§ **Task details**: Could you print every record below exactly as it appears?
▬▬▬▬▬▬▬▬▬▬
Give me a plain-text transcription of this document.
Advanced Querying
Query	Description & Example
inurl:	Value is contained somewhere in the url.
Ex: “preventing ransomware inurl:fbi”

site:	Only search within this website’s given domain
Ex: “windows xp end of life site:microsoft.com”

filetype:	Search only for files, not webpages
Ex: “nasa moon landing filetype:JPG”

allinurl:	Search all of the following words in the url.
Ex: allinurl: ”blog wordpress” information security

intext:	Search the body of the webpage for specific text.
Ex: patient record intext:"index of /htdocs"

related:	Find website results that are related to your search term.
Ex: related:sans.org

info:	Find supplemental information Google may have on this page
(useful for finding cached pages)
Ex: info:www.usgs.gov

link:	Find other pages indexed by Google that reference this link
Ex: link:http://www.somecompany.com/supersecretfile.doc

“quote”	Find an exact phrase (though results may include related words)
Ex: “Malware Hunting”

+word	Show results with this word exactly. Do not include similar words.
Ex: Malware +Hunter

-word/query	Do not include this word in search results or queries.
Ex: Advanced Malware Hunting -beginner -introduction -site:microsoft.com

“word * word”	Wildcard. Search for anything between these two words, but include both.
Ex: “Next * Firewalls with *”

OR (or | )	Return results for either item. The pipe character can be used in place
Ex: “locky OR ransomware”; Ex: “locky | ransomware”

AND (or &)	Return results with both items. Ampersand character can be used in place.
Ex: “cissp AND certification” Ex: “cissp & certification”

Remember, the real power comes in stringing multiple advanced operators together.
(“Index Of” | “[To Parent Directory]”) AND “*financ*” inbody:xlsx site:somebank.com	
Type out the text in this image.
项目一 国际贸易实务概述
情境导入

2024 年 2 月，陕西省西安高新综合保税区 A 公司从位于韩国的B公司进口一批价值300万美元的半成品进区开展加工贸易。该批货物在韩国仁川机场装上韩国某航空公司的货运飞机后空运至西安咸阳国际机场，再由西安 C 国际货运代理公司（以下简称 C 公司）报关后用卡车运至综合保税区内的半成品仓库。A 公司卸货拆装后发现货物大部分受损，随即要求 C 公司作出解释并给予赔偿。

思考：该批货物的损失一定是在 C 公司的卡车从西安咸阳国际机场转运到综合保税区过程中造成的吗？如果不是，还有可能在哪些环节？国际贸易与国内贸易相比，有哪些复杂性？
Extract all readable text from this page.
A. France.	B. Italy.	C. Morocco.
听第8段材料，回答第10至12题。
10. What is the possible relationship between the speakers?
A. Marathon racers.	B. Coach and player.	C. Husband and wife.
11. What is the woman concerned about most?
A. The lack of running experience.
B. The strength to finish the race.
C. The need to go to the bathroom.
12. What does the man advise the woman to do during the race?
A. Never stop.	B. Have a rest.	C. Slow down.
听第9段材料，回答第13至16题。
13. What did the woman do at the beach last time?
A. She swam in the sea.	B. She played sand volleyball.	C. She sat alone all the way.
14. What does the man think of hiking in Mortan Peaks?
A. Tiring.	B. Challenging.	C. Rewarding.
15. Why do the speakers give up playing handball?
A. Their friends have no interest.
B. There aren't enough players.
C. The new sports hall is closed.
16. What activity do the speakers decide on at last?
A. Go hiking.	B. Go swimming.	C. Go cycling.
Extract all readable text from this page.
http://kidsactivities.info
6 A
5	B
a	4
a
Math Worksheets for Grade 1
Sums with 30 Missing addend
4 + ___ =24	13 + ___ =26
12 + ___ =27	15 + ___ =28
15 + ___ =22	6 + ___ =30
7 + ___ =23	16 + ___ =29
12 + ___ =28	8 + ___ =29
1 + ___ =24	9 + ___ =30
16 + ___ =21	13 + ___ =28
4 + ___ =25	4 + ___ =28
▬▬▬▬▬▬▬▬▬▬
§ **Written answer**:
Give me a plain-text transcription of this document.
Advanced Querying
Query	Description & Example
inurl:	Value is contained somewhere in the url.
Ex: “preventing ransomware inurl:fbi”

site:	Only search within this website’s given domain
Ex: “windows xp end of life site:microsoft.com”

filetype:	Search only for files, not webpages
Ex: “nasa moon landing filetype:JPG”

allinurl:	Search all of the following words in the url.
Ex: allinurl: ”blog wordpress” information security

intext:	Search the body of the webpage for specific text.
Ex: patient record intext:"index of /htdocs"

related:	Find website results that are related to your search term.
Ex: related:sans.org

info:	Find supplemental information Google may have on this page
(useful for finding cached pages)
Ex: info:www.usgs.gov

link:	Find other pages indexed by Google that reference this link
Ex: link:http://www.somecompany.com/supersecretfile.doc

“quote”	Find an exact phrase (though results may include related words)
Ex: “Malware Hunting”

+word	Show results with this word exactly. Do not include similar words.
Ex: Malware +Hunter

-word/query	Do not include this word in search results or queries.
Ex: Advanced Malware Hunting -beginner -introduction -site:microsoft.com

“word * word”	Wildcard. Search for anything between these two words, but include both.
Ex: “Next * Firewalls with *”

OR (or | )	Return results for either item. The pipe character can be used in place
Ex: “locky OR ransomware”; Ex: “locky | ransomware”

AND (or &)	Return results with both items. Ampersand character can be used in place.
Ex: “cissp AND certification” Ex: “cissp & certification”

Remember, the real power comes in stringing multiple advanced operators together.
(“Index Of” | “[To Parent Directory]”) AND “*financ*” inbody:xlsx site:somebank.com	
Type out the text in this image.
项目一 国际贸易实务概述
情境导入

2024 年 2 月，陕西省西安高新综合保税区 A 公司从位于韩国的B公司进口一批价值300万美元的半成品进区开展加工贸易。该批货物在韩国仁川机场装上韩国某航空公司的货运飞机后空运至西安咸阳国际机场，再由西安 C 国际货运代理公司（以下简称 C 公司）报关后用卡车运至综合保税区内的半成品仓库。A 公司卸货拆装后发现货物大部分受损，随即要求 C 公司作出解释并给予赔偿。

思考：该批货物的损失一定是在 C 公司的卡车从西安咸阳国际机场转运到综合保税区过程中造成的吗？如果不是，还有可能在哪些环节？国际贸易与国内贸易相比，有哪些复杂性？
Extract all readable text from this page.
A. France.	B. Italy.	C. Morocco.
听第8段材料，回答第10至12题。
10. What is the possible relationship between the speakers?
A. Marathon racers.	B. Coach and player.	C. Husband and wife.
11. What is the woman concerned about most?
A. The lack of running experience.
B. The strength to finish the race.
C. The need to go to the bathroom.
12. What does the man advise the woman to do during the race?
A. Never stop.	B. Have a rest.	C. Slow down.
听第9段材料，回答第13至16题。
13. What did the woman do at the beach last time?
A. She swam in the sea.	B. She played sand volleyball.	C. She sat alone all the way.
14. What does the man think of hiking in Mortan Peaks?
A. Tiring.	B. Challenging.	C. Rewarding.
15. Why do the speakers give up playing handball?
A. Their friends have no interest.
B. There aren't enough players.
C. The new sports hall is closed.
16. What activity do the speakers decide on at last?
A. Go hiking.	B. Go swimming.	C. Go cycling.
Extract all readable text from this page.
http://kidsactivities.info
6 A
5	B
a	4
a
Math Worksheets for Grade 1
Sums with 30 Missing addend
4 + ___ =24	13 + ___ =26
12 + ___ =27	15 + ___ =28
15 + ___ =22	6 + ___ =30
7 + ___ =23	16 + ___ =29
12 + ___ =28	8 + ___ =29
1 + ___ =24	9 + ___ =30
16 + ___ =21	13 + ___ =28
4 + ___ =25	4 + ___ =28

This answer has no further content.